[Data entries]
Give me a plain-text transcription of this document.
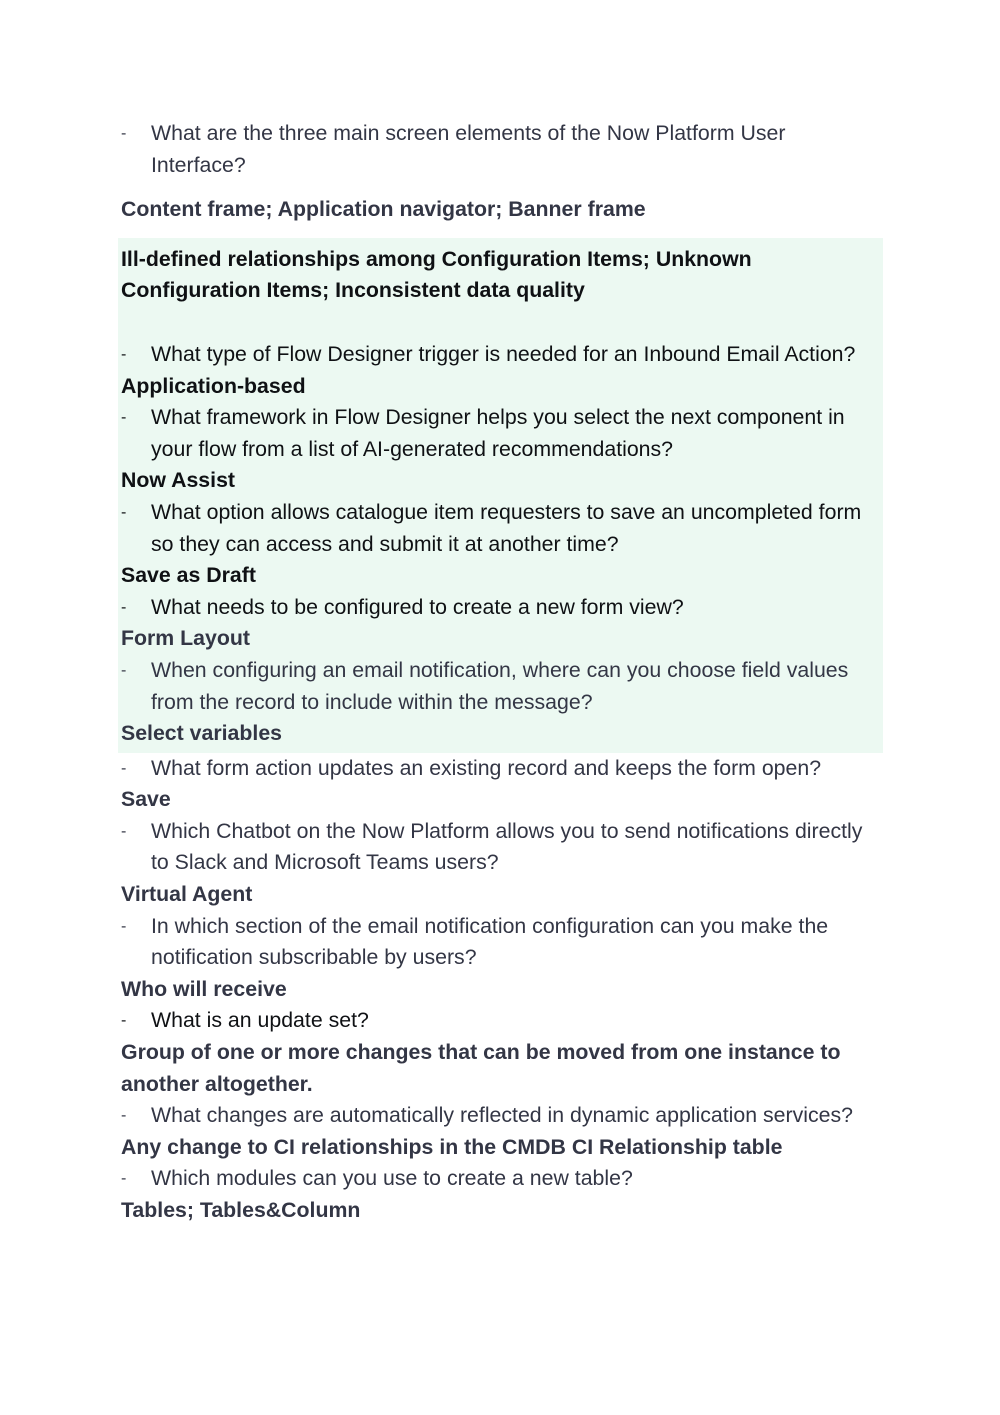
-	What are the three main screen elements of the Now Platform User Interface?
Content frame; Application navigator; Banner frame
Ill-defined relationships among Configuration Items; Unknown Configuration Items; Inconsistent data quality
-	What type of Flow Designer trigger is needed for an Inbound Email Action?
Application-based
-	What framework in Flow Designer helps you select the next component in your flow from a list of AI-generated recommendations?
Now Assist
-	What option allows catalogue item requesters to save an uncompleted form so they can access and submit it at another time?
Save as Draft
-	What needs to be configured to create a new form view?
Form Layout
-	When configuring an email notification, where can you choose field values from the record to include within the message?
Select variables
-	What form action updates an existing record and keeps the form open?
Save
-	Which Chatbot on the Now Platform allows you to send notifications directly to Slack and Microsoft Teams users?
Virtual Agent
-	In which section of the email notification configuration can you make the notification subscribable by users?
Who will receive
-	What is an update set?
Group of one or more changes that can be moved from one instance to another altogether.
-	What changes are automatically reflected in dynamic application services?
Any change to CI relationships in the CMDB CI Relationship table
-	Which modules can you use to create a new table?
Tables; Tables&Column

● DIRECTIONS FOR THIS TASK:
Output the data exactly. Pictures don't belong in the result.

● SOLUTION TO THE EXERCISE:
Give me a plain-text transcription of this document.
-	What are the three main screen elements of the Now Platform User Interface?
Content frame; Application navigator; Banner frame
Ill-defined relationships among Configuration Items; Unknown Configuration Items; Inconsistent data quality
-	What type of Flow Designer trigger is needed for an Inbound Email Action?
Application-based
-	What framework in Flow Designer helps you select the next component in your flow from a list of AI-generated recommendations?
Now Assist
-	What option allows catalogue item requesters to save an uncompleted form so they can access and submit it at another time?
Save as Draft
-	What needs to be configured to create a new form view?
Form Layout
-	When configuring an email notification, where can you choose field values from the record to include within the message?
Select variables
-	What form action updates an existing record and keeps the form open?
Save
-	Which Chatbot on the Now Platform allows you to send notifications directly to Slack and Microsoft Teams users?
Virtual Agent
-	In which section of the email notification configuration can you make the notification subscribable by users?
Who will receive
-	What is an update set?
Group of one or more changes that can be moved from one instance to another altogether.
-	What changes are automatically reflected in dynamic application services?
Any change to CI relationships in the CMDB CI Relationship table
-	Which modules can you use to create a new table?
Tables; Tables&Column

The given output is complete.